What is expected: Copy every line in which the string "entwickelt" occurs.

Given records:

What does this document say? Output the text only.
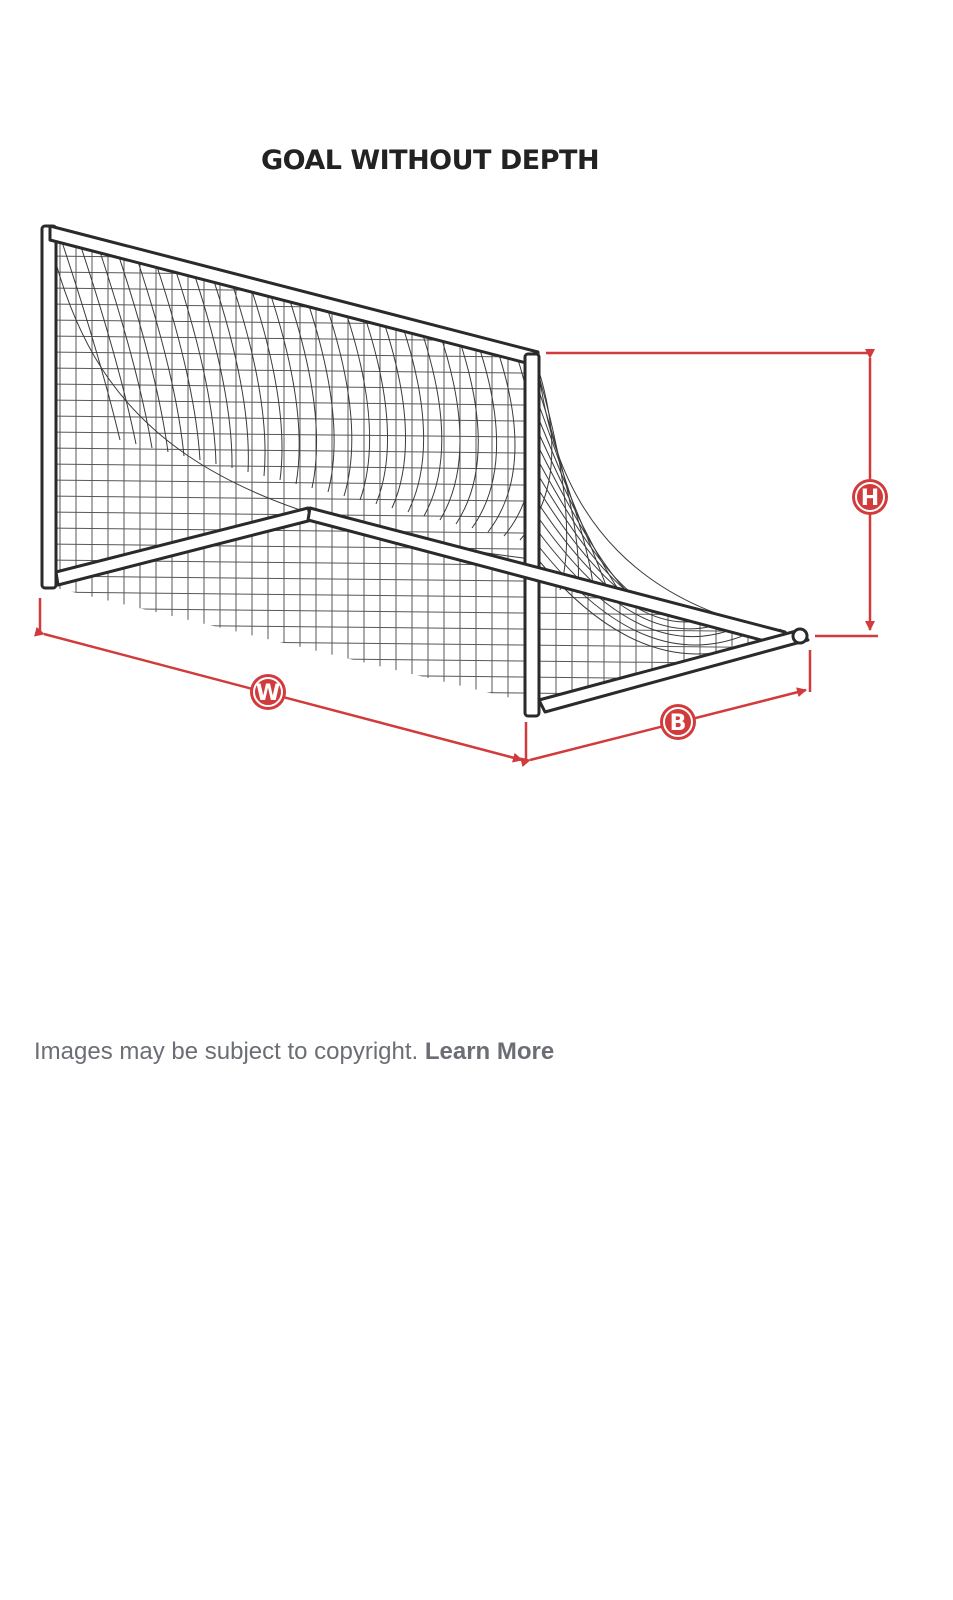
GOAL WITHOUT DEPTH
W
H
B
Images may be subject to copyright. Learn More
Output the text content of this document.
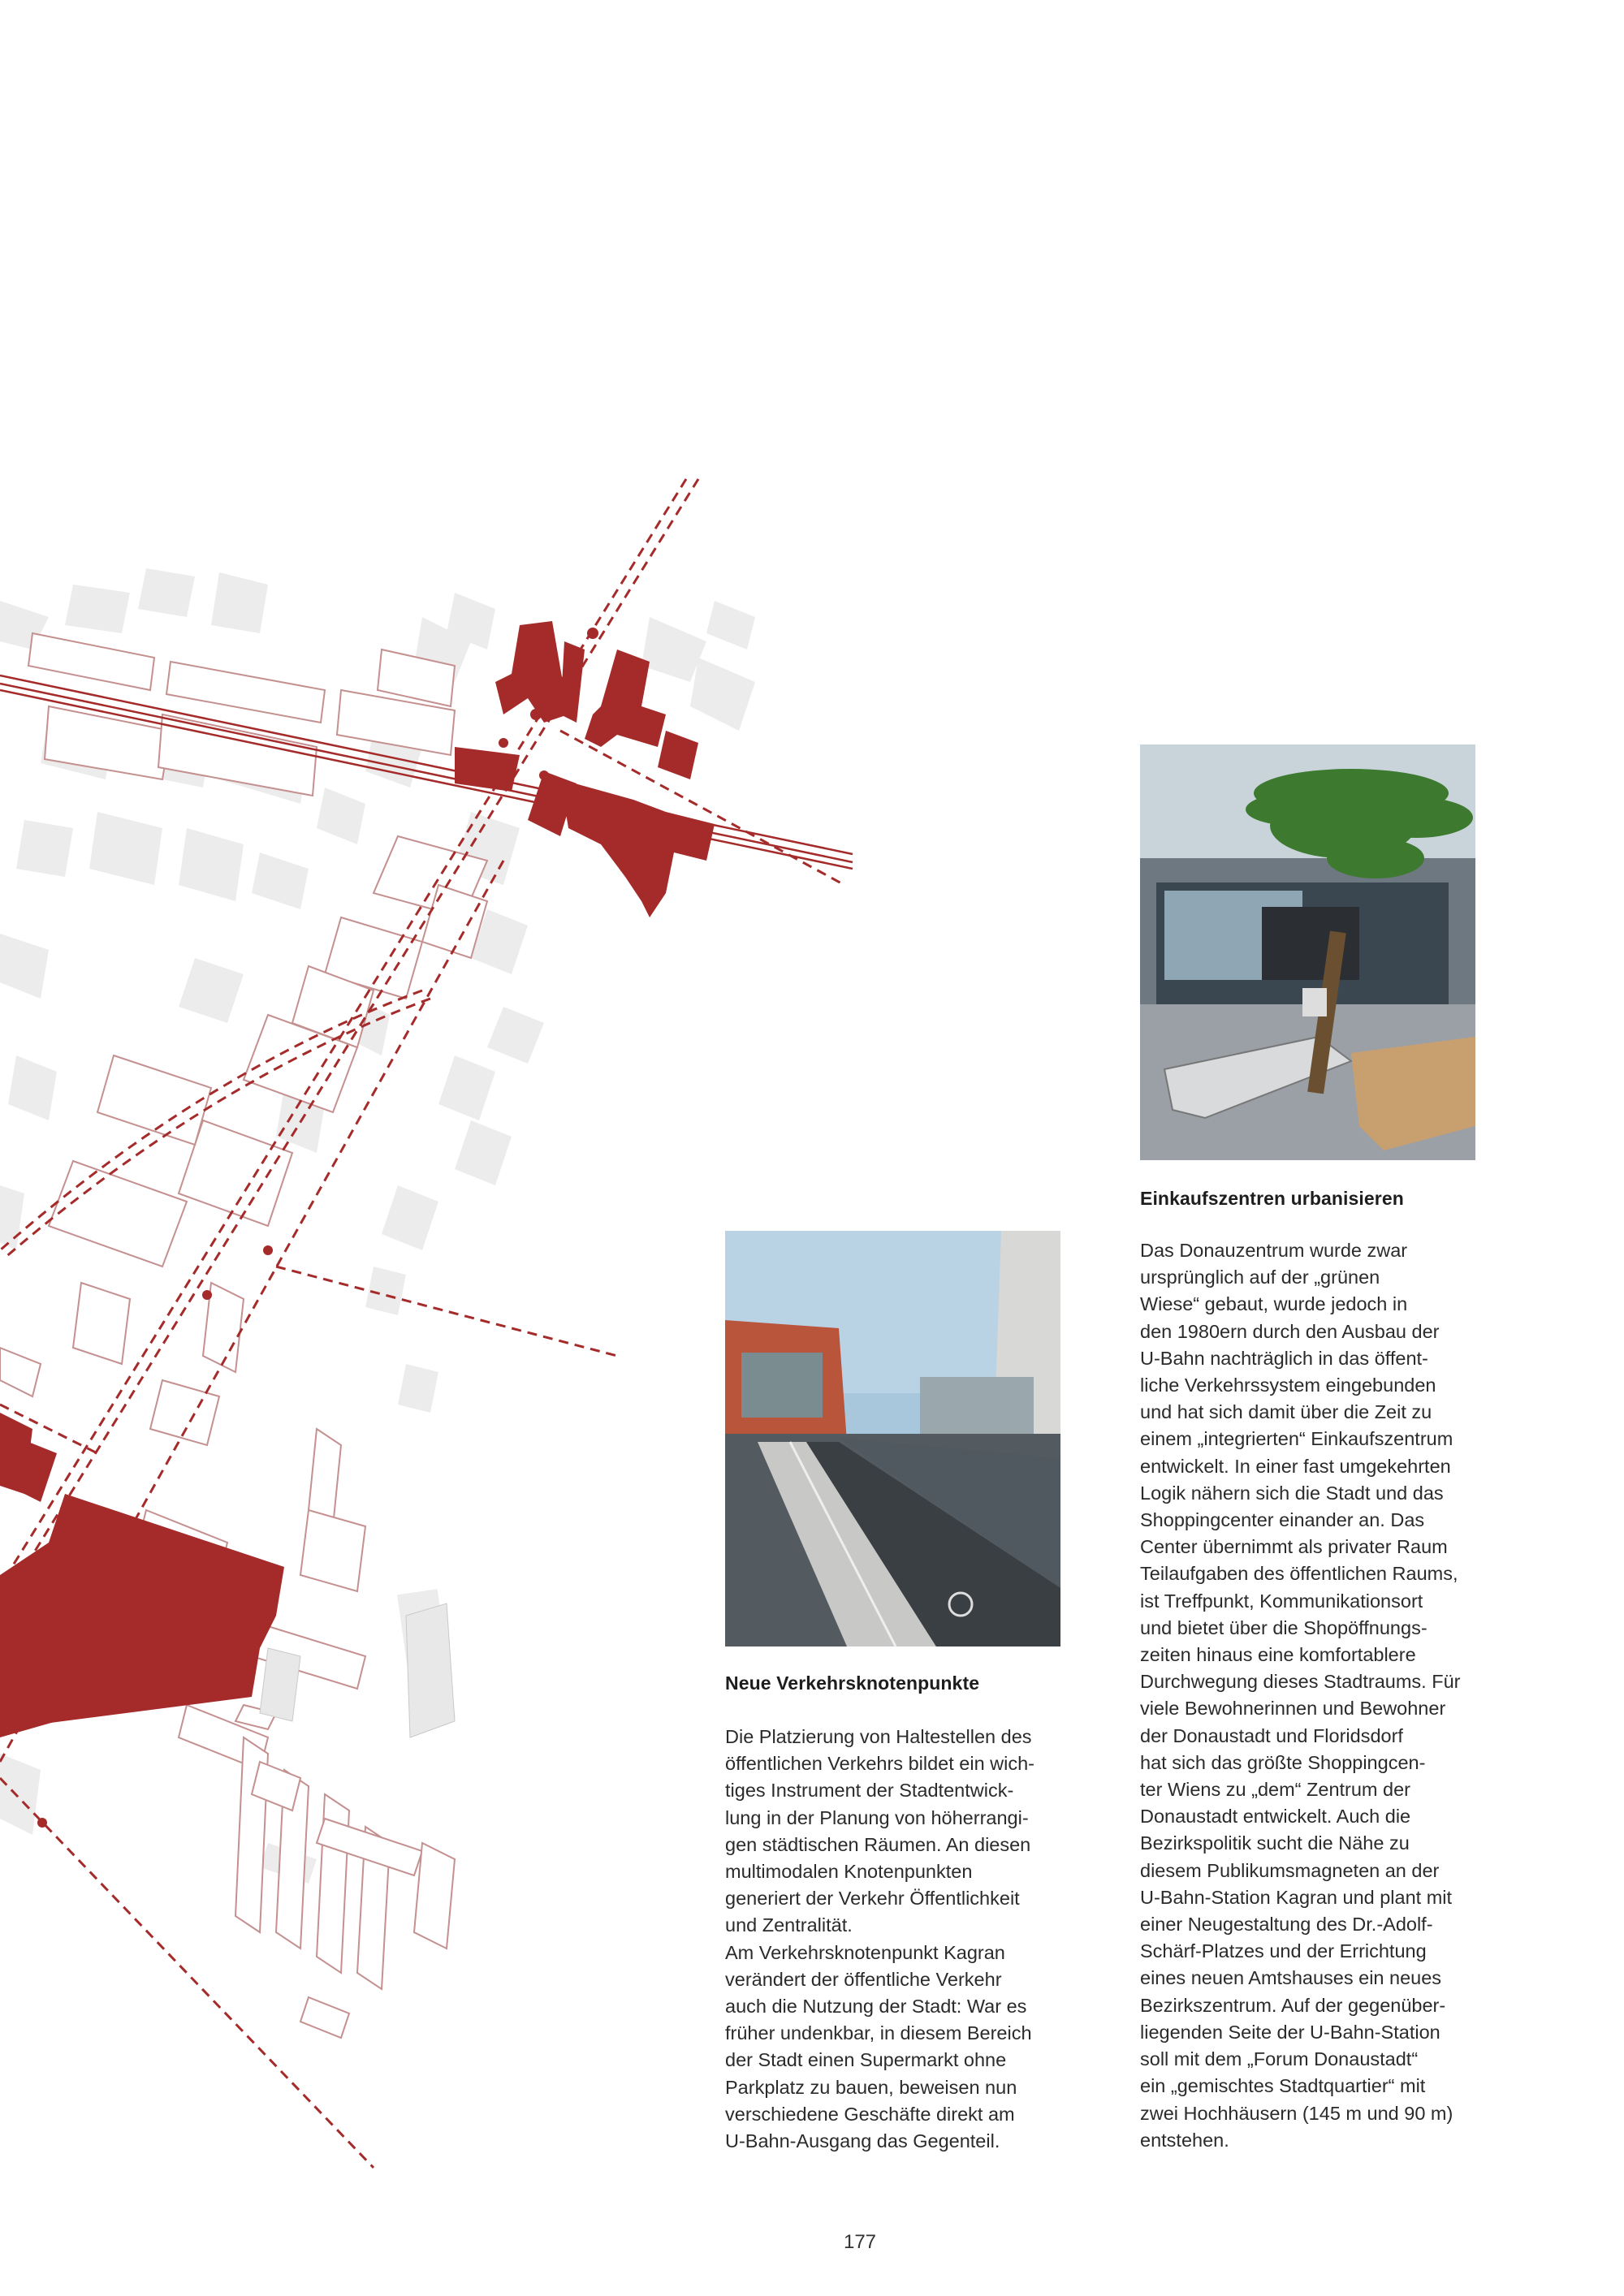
Einkaufszentren urbanisieren

Das Donauzentrum wurde zwar
ursprünglich auf der „grünen
Wiese“ gebaut, wurde jedoch in
den 1980ern durch den Ausbau der
U-Bahn nachträglich in das öffent-
liche Verkehrssystem eingebunden
und hat sich damit über die Zeit zu
einem „integrierten“ Einkaufszentrum
entwickelt. In einer fast umgekehrten
Logik nähern sich die Stadt und das
Shoppingcenter einander an. Das
Center übernimmt als privater Raum
Teilaufgaben des öffentlichen Raums,
ist Treffpunkt, Kommunikationsort
und bietet über die Shopöffnungs-
zeiten hinaus eine komfortablere
Durchwegung dieses Stadtraums. Für
viele Bewohnerinnen und Bewohner
der Donaustadt und Floridsdorf
hat sich das größte Shoppingcen-
ter Wiens zu „dem“ Zentrum der
Donaustadt entwickelt. Auch die
Bezirkspolitik sucht die Nähe zu
diesem Publikumsmagneten an der
U-Bahn-Station Kagran und plant mit
einer Neugestaltung des Dr.-Adolf-
Schärf-Platzes und der Errichtung
eines neuen Amtshauses ein neues
Bezirkszentrum. Auf der gegenüber-
liegenden Seite der U-Bahn-Station
soll mit dem „Forum Donaustadt“
ein „gemischtes Stadtquartier“ mit
zwei Hochhäusern (145 m und 90 m)
entstehen.

Neue Verkehrsknotenpunkte

Die Platzierung von Haltestellen des
öffentlichen Verkehrs bildet ein wich-
tiges Instrument der Stadtentwick-
lung in der Planung von höherrangi-
gen städtischen Räumen. An diesen
multimodalen Knotenpunkten
generiert der Verkehr Öffentlichkeit
und Zentralität.
Am Verkehrsknotenpunkt Kagran
verändert der öffentliche Verkehr
auch die Nutzung der Stadt: War es
früher undenkbar, in diesem Bereich
der Stadt einen Supermarkt ohne
Parkplatz zu bauen, beweisen nun
verschiedene Geschäfte direkt am
U-Bahn-Ausgang das Gegenteil.

177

Task output:
entwickelt. In einer fast umgekehrten
Donaustadt entwickelt. Auch die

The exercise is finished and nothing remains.